- Input material:
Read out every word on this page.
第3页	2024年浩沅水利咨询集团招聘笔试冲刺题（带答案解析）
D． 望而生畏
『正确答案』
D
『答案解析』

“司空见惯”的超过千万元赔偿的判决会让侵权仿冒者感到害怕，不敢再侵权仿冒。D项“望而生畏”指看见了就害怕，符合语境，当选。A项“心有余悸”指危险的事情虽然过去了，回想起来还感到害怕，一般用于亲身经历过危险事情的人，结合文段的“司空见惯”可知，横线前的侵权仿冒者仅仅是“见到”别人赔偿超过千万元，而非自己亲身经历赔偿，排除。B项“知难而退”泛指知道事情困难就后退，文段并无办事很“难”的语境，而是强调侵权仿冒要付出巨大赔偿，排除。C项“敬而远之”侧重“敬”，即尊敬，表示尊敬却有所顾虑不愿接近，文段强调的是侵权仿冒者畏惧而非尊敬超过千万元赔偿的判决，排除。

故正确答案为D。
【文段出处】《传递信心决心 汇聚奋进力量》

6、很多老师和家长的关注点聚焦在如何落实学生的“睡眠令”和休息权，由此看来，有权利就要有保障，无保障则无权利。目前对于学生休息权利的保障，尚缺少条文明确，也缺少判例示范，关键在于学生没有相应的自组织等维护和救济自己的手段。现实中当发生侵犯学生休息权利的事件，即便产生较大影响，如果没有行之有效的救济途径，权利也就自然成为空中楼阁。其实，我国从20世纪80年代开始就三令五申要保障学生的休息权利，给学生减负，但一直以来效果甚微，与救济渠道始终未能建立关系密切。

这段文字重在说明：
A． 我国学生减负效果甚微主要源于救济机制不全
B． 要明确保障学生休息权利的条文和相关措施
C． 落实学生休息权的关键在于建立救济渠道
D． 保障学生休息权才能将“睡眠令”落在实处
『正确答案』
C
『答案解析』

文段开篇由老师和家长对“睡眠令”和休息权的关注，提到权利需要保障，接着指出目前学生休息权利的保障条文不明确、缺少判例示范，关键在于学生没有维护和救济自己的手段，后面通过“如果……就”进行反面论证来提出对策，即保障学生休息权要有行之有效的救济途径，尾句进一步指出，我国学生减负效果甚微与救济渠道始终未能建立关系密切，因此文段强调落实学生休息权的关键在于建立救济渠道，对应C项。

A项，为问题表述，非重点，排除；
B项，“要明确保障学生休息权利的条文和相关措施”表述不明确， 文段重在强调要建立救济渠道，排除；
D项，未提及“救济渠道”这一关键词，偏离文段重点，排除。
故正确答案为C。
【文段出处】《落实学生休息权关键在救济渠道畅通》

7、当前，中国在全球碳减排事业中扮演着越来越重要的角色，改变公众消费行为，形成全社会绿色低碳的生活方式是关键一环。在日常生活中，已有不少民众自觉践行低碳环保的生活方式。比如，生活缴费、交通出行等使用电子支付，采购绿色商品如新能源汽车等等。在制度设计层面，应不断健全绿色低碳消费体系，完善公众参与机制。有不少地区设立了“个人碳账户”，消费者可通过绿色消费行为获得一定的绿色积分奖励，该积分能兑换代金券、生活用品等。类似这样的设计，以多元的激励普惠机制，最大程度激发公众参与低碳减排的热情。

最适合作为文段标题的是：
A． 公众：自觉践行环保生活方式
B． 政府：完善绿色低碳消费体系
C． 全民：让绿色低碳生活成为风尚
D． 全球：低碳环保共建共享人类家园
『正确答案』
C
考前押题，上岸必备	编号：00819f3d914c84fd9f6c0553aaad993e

==

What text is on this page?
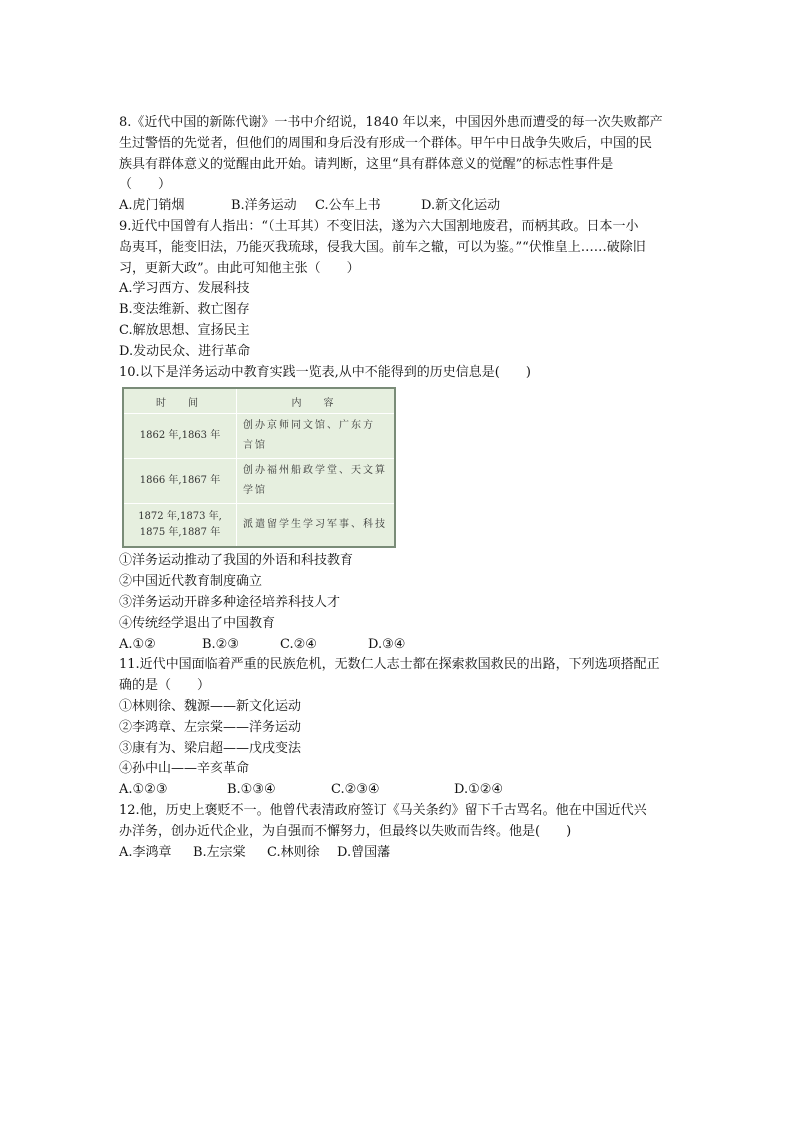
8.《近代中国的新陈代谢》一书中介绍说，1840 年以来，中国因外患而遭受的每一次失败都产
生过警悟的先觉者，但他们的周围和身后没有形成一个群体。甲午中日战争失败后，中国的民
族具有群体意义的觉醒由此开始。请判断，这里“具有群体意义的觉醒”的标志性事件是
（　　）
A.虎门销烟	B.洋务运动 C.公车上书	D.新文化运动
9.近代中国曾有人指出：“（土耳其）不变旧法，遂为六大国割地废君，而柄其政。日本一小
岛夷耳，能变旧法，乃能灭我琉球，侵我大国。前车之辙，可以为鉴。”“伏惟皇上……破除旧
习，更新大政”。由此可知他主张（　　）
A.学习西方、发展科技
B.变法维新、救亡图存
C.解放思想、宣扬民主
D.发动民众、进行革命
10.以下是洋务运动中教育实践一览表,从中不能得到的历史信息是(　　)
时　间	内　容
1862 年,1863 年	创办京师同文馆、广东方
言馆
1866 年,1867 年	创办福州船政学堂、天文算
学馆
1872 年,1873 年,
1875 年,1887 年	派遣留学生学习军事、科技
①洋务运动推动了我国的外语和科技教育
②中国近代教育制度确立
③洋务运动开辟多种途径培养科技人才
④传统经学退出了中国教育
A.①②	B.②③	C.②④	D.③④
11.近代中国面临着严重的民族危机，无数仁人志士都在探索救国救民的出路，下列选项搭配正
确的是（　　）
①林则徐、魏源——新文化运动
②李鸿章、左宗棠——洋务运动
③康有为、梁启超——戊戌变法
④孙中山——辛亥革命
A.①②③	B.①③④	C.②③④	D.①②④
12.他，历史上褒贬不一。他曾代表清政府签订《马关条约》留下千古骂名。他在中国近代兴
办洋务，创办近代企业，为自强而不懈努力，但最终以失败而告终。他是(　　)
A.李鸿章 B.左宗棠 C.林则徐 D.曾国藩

...

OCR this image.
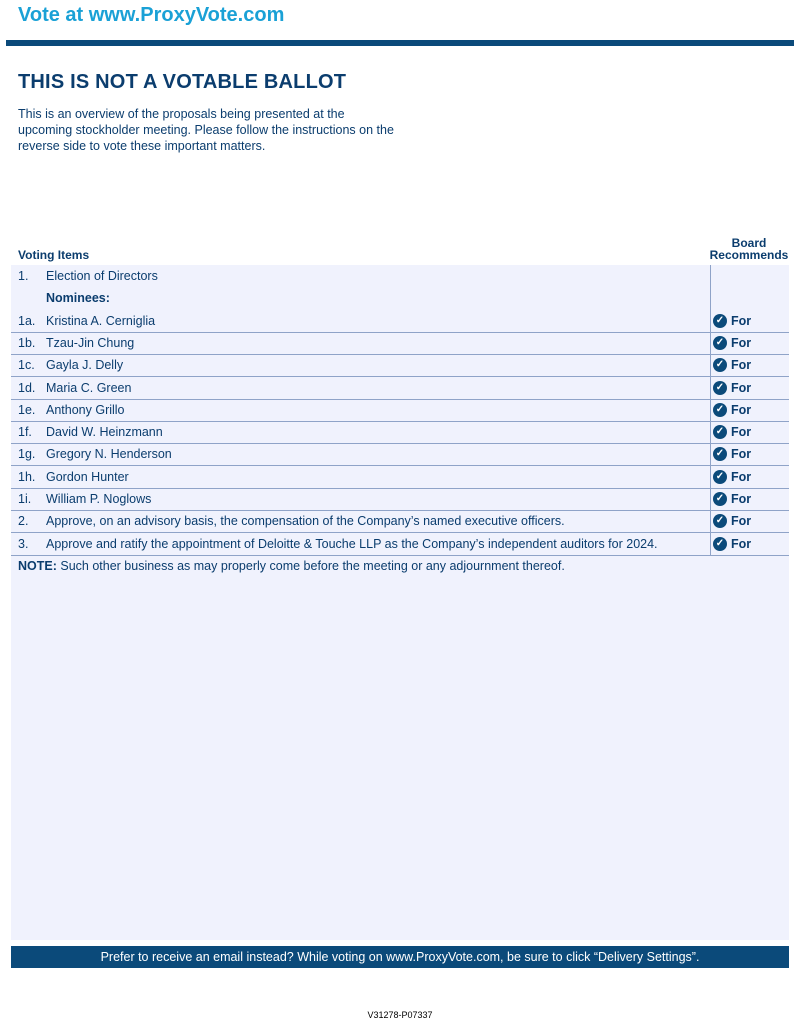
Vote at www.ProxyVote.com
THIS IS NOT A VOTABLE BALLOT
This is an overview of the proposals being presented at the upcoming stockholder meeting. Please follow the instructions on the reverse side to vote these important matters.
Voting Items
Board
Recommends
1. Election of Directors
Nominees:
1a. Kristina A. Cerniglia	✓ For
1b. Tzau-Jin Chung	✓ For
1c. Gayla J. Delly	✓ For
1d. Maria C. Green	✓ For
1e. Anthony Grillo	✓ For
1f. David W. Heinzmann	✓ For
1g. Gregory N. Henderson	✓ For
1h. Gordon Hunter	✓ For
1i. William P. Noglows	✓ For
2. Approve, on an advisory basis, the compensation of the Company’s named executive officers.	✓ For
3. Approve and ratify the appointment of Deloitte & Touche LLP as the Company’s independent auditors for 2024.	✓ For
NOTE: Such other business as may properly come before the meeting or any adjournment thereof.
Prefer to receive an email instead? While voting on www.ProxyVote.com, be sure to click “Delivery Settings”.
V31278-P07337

- The exercise: Where a line of the data holds "Approve", show that line.

- Response for this exercise:
2. Approve, on an advisory basis, the compensation of the Company’s named executive officers.	✓ For
3. Approve and ratify the appointment of Deloitte & Touche LLP as the Company’s independent auditors for 2024.	✓ For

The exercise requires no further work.